(Stored data)

start

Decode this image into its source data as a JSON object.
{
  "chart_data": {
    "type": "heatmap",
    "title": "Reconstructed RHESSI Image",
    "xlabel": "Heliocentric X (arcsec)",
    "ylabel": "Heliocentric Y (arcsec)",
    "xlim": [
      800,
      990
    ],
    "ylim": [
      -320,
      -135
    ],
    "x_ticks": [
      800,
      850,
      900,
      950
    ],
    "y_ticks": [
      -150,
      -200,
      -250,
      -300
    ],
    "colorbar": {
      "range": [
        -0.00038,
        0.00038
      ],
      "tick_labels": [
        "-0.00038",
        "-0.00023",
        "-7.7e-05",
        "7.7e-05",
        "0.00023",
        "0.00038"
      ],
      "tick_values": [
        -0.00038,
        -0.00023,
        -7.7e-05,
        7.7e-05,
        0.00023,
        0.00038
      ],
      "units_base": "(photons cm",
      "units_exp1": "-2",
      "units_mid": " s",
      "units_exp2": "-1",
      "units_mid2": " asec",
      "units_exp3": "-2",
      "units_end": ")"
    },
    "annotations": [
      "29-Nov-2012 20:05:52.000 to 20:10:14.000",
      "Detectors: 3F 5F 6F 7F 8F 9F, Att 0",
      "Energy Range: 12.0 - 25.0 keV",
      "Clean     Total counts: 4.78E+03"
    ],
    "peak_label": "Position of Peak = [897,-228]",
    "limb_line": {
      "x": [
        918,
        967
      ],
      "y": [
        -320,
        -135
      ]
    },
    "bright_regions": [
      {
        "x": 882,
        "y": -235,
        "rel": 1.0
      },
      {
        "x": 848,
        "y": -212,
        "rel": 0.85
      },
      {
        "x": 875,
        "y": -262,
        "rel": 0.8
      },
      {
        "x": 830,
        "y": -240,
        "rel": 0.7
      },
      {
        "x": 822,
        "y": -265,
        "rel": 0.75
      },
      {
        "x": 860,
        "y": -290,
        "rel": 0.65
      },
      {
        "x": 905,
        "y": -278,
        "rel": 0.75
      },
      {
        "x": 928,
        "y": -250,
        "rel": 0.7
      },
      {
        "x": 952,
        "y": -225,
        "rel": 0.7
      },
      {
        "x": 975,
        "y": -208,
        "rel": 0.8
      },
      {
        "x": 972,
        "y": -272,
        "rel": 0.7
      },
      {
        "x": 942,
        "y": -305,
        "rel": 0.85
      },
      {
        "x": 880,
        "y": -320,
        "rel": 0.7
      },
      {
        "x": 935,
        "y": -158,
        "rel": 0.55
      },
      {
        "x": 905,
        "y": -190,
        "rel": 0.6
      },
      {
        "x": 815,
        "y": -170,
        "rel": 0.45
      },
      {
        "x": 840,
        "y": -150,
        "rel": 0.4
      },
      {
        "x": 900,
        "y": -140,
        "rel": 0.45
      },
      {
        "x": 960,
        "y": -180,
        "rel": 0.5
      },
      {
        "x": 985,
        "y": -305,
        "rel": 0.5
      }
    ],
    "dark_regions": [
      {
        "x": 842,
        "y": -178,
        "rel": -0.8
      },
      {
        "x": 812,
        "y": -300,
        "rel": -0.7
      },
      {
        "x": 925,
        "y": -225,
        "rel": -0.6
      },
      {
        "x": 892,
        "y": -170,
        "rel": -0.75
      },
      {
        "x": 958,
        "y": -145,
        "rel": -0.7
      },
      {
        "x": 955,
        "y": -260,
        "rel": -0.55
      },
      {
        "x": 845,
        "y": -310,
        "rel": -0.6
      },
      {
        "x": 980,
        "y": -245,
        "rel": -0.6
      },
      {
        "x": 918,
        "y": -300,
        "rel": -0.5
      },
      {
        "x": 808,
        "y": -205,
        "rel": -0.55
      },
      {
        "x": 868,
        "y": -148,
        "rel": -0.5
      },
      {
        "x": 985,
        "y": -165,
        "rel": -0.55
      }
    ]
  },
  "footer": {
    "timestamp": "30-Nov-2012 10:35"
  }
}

end

**Set problem:** Copy out the whole listing exactly.

**Reply:**
Decode this image into its source data as a JSON object.
{
  "chart_data": {
    "type": "heatmap",
    "title": "Reconstructed RHESSI Image",
    "xlabel": "Heliocentric X (arcsec)",
    "ylabel": "Heliocentric Y (arcsec)",
    "xlim": [
      800,
      990
    ],
    "ylim": [
      -320,
      -135
    ],
    "x_ticks": [
      800,
      850,
      900,
      950
    ],
    "y_ticks": [
      -150,
      -200,
      -250,
      -300
    ],
    "colorbar": {
      "range": [
        -0.00038,
        0.00038
      ],
      "tick_labels": [
        "-0.00038",
        "-0.00023",
        "-7.7e-05",
        "7.7e-05",
        "0.00023",
        "0.00038"
      ],
      "tick_values": [
        -0.00038,
        -0.00023,
        -7.7e-05,
        7.7e-05,
        0.00023,
        0.00038
      ],
      "units_base": "(photons cm",
      "units_exp1": "-2",
      "units_mid": " s",
      "units_exp2": "-1",
      "units_mid2": " asec",
      "units_exp3": "-2",
      "units_end": ")"
    },
    "annotations": [
      "29-Nov-2012 20:05:52.000 to 20:10:14.000",
      "Detectors: 3F 5F 6F 7F 8F 9F, Att 0",
      "Energy Range: 12.0 - 25.0 keV",
      "Clean     Total counts: 4.78E+03"
    ],
    "peak_label": "Position of Peak = [897,-228]",
    "limb_line": {
      "x": [
        918,
        967
      ],
      "y": [
        -320,
        -135
      ]
    },
    "bright_regions": [
      {
        "x": 882,
        "y": -235,
        "rel": 1.0
      },
      {
        "x": 848,
        "y": -212,
        "rel": 0.85
      },
      {
        "x": 875,
        "y": -262,
        "rel": 0.8
      },
      {
        "x": 830,
        "y": -240,
        "rel": 0.7
      },
      {
        "x": 822,
        "y": -265,
        "rel": 0.75
      },
      {
        "x": 860,
        "y": -290,
        "rel": 0.65
      },
      {
        "x": 905,
        "y": -278,
        "rel": 0.75
      },
      {
        "x": 928,
        "y": -250,
        "rel": 0.7
      },
      {
        "x": 952,
        "y": -225,
        "rel": 0.7
      },
      {
        "x": 975,
        "y": -208,
        "rel": 0.8
      },
      {
        "x": 972,
        "y": -272,
        "rel": 0.7
      },
      {
        "x": 942,
        "y": -305,
        "rel": 0.85
      },
      {
        "x": 880,
        "y": -320,
        "rel": 0.7
      },
      {
        "x": 935,
        "y": -158,
        "rel": 0.55
      },
      {
        "x": 905,
        "y": -190,
        "rel": 0.6
      },
      {
        "x": 815,
        "y": -170,
        "rel": 0.45
      },
      {
        "x": 840,
        "y": -150,
        "rel": 0.4
      },
      {
        "x": 900,
        "y": -140,
        "rel": 0.45
      },
      {
        "x": 960,
        "y": -180,
        "rel": 0.5
      },
      {
        "x": 985,
        "y": -305,
        "rel": 0.5
      }
    ],
    "dark_regions": [
      {
        "x": 842,
        "y": -178,
        "rel": -0.8
      },
      {
        "x": 812,
        "y": -300,
        "rel": -0.7
      },
      {
        "x": 925,
        "y": -225,
        "rel": -0.6
      },
      {
        "x": 892,
        "y": -170,
        "rel": -0.75
      },
      {
        "x": 958,
        "y": -145,
        "rel": -0.7
      },
      {
        "x": 955,
        "y": -260,
        "rel": -0.55
      },
      {
        "x": 845,
        "y": -310,
        "rel": -0.6
      },
      {
        "x": 980,
        "y": -245,
        "rel": -0.6
      },
      {
        "x": 918,
        "y": -300,
        "rel": -0.5
      },
      {
        "x": 808,
        "y": -205,
        "rel": -0.55
      },
      {
        "x": 868,
        "y": -148,
        "rel": -0.5
      },
      {
        "x": 985,
        "y": -165,
        "rel": -0.55
      }
    ]
  },
  "footer": {
    "timestamp": "30-Nov-2012 10:35"
  }
}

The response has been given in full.